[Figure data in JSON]
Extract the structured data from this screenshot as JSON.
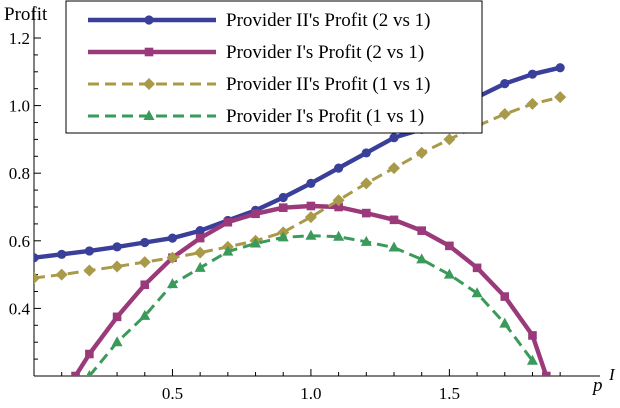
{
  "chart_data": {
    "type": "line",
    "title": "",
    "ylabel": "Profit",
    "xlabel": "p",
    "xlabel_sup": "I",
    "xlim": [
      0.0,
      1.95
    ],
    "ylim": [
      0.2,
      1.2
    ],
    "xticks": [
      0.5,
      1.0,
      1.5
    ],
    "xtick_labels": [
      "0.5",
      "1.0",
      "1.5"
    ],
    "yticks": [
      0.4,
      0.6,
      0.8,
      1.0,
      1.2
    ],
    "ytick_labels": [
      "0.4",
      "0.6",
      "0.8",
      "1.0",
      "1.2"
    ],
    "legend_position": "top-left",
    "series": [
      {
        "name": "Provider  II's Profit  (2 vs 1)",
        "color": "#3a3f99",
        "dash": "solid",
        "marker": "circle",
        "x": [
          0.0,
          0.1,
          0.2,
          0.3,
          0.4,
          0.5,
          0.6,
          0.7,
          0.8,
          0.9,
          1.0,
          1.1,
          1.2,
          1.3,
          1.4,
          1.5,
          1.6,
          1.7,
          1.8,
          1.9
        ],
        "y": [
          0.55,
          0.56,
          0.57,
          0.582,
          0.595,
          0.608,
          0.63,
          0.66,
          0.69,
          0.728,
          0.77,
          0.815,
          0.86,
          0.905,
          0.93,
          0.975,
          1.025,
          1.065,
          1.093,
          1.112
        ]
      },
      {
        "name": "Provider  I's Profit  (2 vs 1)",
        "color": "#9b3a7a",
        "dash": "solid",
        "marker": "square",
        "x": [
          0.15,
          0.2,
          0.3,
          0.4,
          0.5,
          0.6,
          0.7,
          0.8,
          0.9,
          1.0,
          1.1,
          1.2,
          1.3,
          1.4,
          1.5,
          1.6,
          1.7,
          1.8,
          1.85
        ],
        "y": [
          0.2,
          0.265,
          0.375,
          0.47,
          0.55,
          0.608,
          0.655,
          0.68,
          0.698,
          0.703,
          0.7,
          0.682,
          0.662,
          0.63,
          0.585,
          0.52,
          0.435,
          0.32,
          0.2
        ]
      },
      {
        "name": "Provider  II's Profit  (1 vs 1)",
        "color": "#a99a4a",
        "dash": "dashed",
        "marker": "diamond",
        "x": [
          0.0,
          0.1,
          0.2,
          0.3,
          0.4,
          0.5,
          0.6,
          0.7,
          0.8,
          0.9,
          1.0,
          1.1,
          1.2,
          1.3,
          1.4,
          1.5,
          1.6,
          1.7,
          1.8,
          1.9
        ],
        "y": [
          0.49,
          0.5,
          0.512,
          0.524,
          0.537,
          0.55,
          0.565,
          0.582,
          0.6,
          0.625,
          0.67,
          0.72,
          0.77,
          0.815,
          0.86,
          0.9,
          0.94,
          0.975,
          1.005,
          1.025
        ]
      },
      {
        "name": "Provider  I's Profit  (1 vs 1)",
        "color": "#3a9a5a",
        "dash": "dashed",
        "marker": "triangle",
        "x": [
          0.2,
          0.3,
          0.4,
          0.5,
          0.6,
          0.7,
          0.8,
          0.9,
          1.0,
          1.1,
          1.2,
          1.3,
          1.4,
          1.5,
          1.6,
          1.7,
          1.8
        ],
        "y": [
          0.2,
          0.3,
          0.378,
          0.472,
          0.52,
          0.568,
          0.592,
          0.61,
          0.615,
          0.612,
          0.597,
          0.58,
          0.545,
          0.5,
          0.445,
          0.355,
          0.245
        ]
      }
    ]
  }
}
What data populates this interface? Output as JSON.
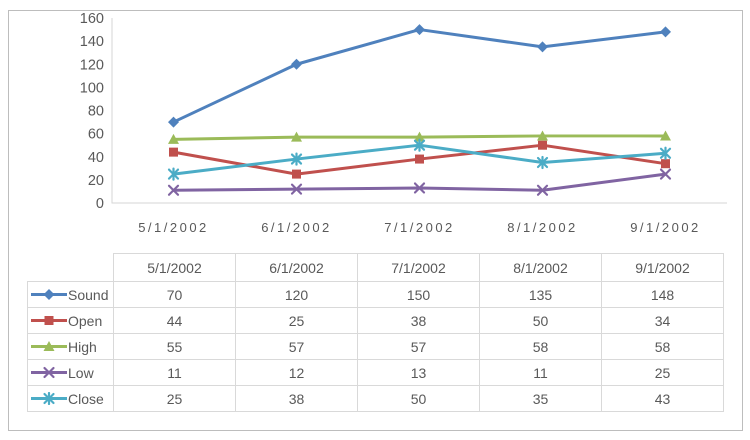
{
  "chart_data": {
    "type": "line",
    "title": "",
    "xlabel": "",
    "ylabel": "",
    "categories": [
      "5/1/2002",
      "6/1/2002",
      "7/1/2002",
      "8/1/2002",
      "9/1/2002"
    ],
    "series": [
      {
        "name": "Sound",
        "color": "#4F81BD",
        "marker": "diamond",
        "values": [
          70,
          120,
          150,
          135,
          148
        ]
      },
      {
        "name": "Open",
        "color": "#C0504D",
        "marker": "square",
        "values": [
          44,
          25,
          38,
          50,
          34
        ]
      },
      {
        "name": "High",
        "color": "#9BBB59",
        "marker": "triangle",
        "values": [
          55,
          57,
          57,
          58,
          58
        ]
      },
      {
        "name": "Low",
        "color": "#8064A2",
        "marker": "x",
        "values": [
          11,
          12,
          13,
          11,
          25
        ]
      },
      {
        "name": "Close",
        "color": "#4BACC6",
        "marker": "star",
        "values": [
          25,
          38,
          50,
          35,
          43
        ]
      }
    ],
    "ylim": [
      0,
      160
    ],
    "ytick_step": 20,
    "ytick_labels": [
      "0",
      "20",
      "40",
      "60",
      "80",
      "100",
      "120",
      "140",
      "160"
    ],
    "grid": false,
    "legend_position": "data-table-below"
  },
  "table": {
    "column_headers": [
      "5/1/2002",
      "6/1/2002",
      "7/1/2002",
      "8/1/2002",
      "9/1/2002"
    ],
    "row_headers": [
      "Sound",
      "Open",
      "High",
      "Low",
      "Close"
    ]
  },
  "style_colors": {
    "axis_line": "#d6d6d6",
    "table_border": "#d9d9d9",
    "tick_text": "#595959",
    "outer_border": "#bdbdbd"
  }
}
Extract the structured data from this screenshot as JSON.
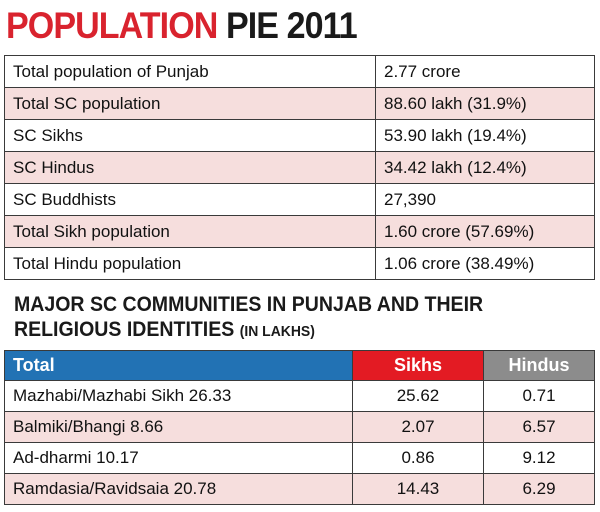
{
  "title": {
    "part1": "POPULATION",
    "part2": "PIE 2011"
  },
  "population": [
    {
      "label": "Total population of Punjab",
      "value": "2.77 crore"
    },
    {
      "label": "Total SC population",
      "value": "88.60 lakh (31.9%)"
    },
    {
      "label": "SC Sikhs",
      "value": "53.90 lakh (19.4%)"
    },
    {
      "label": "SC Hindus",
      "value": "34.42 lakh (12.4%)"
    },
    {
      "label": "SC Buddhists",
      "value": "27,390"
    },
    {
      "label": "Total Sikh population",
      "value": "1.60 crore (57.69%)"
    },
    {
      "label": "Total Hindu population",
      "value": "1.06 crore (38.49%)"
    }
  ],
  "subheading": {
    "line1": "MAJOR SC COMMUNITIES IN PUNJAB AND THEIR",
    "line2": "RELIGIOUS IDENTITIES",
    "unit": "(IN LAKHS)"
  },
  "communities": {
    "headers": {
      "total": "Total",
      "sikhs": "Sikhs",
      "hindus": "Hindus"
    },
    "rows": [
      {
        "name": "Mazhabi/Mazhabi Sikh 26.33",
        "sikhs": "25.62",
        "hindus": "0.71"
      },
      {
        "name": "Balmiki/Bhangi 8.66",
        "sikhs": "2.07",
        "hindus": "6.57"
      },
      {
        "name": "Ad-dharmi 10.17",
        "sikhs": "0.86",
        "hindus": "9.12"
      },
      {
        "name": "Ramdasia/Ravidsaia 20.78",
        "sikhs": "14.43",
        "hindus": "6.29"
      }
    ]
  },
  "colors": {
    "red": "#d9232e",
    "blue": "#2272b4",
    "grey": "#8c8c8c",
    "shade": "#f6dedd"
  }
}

## Given request:
Restate the entire listing word for word, excluding pictures.

## The answer:
Extract the structured data from this screenshot as JSON.
{
  "chart_data": {
    "type": "line",
    "title": "",
    "ylabel": "Profit",
    "xlabel": "p",
    "xlabel_sup": "I",
    "xlim": [
      0.0,
      1.95
    ],
    "ylim": [
      0.2,
      1.2
    ],
    "xticks": [
      0.5,
      1.0,
      1.5
    ],
    "xtick_labels": [
      "0.5",
      "1.0",
      "1.5"
    ],
    "yticks": [
      0.4,
      0.6,
      0.8,
      1.0,
      1.2
    ],
    "ytick_labels": [
      "0.4",
      "0.6",
      "0.8",
      "1.0",
      "1.2"
    ],
    "legend_position": "top-left",
    "series": [
      {
        "name": "Provider  II's Profit  (2 vs 1)",
        "color": "#3a3f99",
        "dash": "solid",
        "marker": "circle",
        "x": [
          0.0,
          0.1,
          0.2,
          0.3,
          0.4,
          0.5,
          0.6,
          0.7,
          0.8,
          0.9,
          1.0,
          1.1,
          1.2,
          1.3,
          1.4,
          1.5,
          1.6,
          1.7,
          1.8,
          1.9
        ],
        "y": [
          0.55,
          0.56,
          0.57,
          0.582,
          0.595,
          0.608,
          0.63,
          0.66,
          0.69,
          0.728,
          0.77,
          0.815,
          0.86,
          0.905,
          0.93,
          0.975,
          1.025,
          1.065,
          1.093,
          1.112
        ]
      },
      {
        "name": "Provider  I's Profit  (2 vs 1)",
        "color": "#9b3a7a",
        "dash": "solid",
        "marker": "square",
        "x": [
          0.15,
          0.2,
          0.3,
          0.4,
          0.5,
          0.6,
          0.7,
          0.8,
          0.9,
          1.0,
          1.1,
          1.2,
          1.3,
          1.4,
          1.5,
          1.6,
          1.7,
          1.8,
          1.85
        ],
        "y": [
          0.2,
          0.265,
          0.375,
          0.47,
          0.55,
          0.608,
          0.655,
          0.68,
          0.698,
          0.703,
          0.7,
          0.682,
          0.662,
          0.63,
          0.585,
          0.52,
          0.435,
          0.32,
          0.2
        ]
      },
      {
        "name": "Provider  II's Profit  (1 vs 1)",
        "color": "#a99a4a",
        "dash": "dashed",
        "marker": "diamond",
        "x": [
          0.0,
          0.1,
          0.2,
          0.3,
          0.4,
          0.5,
          0.6,
          0.7,
          0.8,
          0.9,
          1.0,
          1.1,
          1.2,
          1.3,
          1.4,
          1.5,
          1.6,
          1.7,
          1.8,
          1.9
        ],
        "y": [
          0.49,
          0.5,
          0.512,
          0.524,
          0.537,
          0.55,
          0.565,
          0.582,
          0.6,
          0.625,
          0.67,
          0.72,
          0.77,
          0.815,
          0.86,
          0.9,
          0.94,
          0.975,
          1.005,
          1.025
        ]
      },
      {
        "name": "Provider  I's Profit  (1 vs 1)",
        "color": "#3a9a5a",
        "dash": "dashed",
        "marker": "triangle",
        "x": [
          0.2,
          0.3,
          0.4,
          0.5,
          0.6,
          0.7,
          0.8,
          0.9,
          1.0,
          1.1,
          1.2,
          1.3,
          1.4,
          1.5,
          1.6,
          1.7,
          1.8
        ],
        "y": [
          0.2,
          0.3,
          0.378,
          0.472,
          0.52,
          0.568,
          0.592,
          0.61,
          0.615,
          0.612,
          0.597,
          0.58,
          0.545,
          0.5,
          0.445,
          0.355,
          0.245
        ]
      }
    ]
  }
}
What data populates this interface? Output as JSON.
{
  "chart_data": {
    "type": "line",
    "title": "",
    "xlabel": "",
    "ylabel": "",
    "categories": [
      "5/1/2002",
      "6/1/2002",
      "7/1/2002",
      "8/1/2002",
      "9/1/2002"
    ],
    "series": [
      {
        "name": "Sound",
        "color": "#4F81BD",
        "marker": "diamond",
        "values": [
          70,
          120,
          150,
          135,
          148
        ]
      },
      {
        "name": "Open",
        "color": "#C0504D",
        "marker": "square",
        "values": [
          44,
          25,
          38,
          50,
          34
        ]
      },
      {
        "name": "High",
        "color": "#9BBB59",
        "marker": "triangle",
        "values": [
          55,
          57,
          57,
          58,
          58
        ]
      },
      {
        "name": "Low",
        "color": "#8064A2",
        "marker": "x",
        "values": [
          11,
          12,
          13,
          11,
          25
        ]
      },
      {
        "name": "Close",
        "color": "#4BACC6",
        "marker": "star",
        "values": [
          25,
          38,
          50,
          35,
          43
        ]
      }
    ],
    "ylim": [
      0,
      160
    ],
    "ytick_step": 20,
    "ytick_labels": [
      "0",
      "20",
      "40",
      "60",
      "80",
      "100",
      "120",
      "140",
      "160"
    ],
    "grid": false,
    "legend_position": "data-table-below"
  },
  "table": {
    "column_headers": [
      "5/1/2002",
      "6/1/2002",
      "7/1/2002",
      "8/1/2002",
      "9/1/2002"
    ],
    "row_headers": [
      "Sound",
      "Open",
      "High",
      "Low",
      "Close"
    ]
  },
  "style_colors": {
    "axis_line": "#d6d6d6",
    "table_border": "#d9d9d9",
    "tick_text": "#595959",
    "outer_border": "#bdbdbd"
  }
}
Extract the structured data from this screenshot as JSON.
{
  "title": {
    "part1": "POPULATION",
    "part2": "PIE 2011"
  },
  "population": [
    {
      "label": "Total population of Punjab",
      "value": "2.77 crore"
    },
    {
      "label": "Total SC population",
      "value": "88.60 lakh (31.9%)"
    },
    {
      "label": "SC Sikhs",
      "value": "53.90 lakh (19.4%)"
    },
    {
      "label": "SC Hindus",
      "value": "34.42 lakh (12.4%)"
    },
    {
      "label": "SC Buddhists",
      "value": "27,390"
    },
    {
      "label": "Total Sikh population",
      "value": "1.60 crore (57.69%)"
    },
    {
      "label": "Total Hindu population",
      "value": "1.06 crore (38.49%)"
    }
  ],
  "subheading": {
    "line1": "MAJOR SC COMMUNITIES IN PUNJAB AND THEIR",
    "line2": "RELIGIOUS IDENTITIES",
    "unit": "(IN LAKHS)"
  },
  "communities": {
    "headers": {
      "total": "Total",
      "sikhs": "Sikhs",
      "hindus": "Hindus"
    },
    "rows": [
      {
        "name": "Mazhabi/Mazhabi Sikh 26.33",
        "sikhs": "25.62",
        "hindus": "0.71"
      },
      {
        "name": "Balmiki/Bhangi 8.66",
        "sikhs": "2.07",
        "hindus": "6.57"
      },
      {
        "name": "Ad-dharmi 10.17",
        "sikhs": "0.86",
        "hindus": "9.12"
      },
      {
        "name": "Ramdasia/Ravidsaia 20.78",
        "sikhs": "14.43",
        "hindus": "6.29"
      }
    ]
  },
  "colors": {
    "red": "#d9232e",
    "blue": "#2272b4",
    "grey": "#8c8c8c",
    "shade": "#f6dedd"
  }
}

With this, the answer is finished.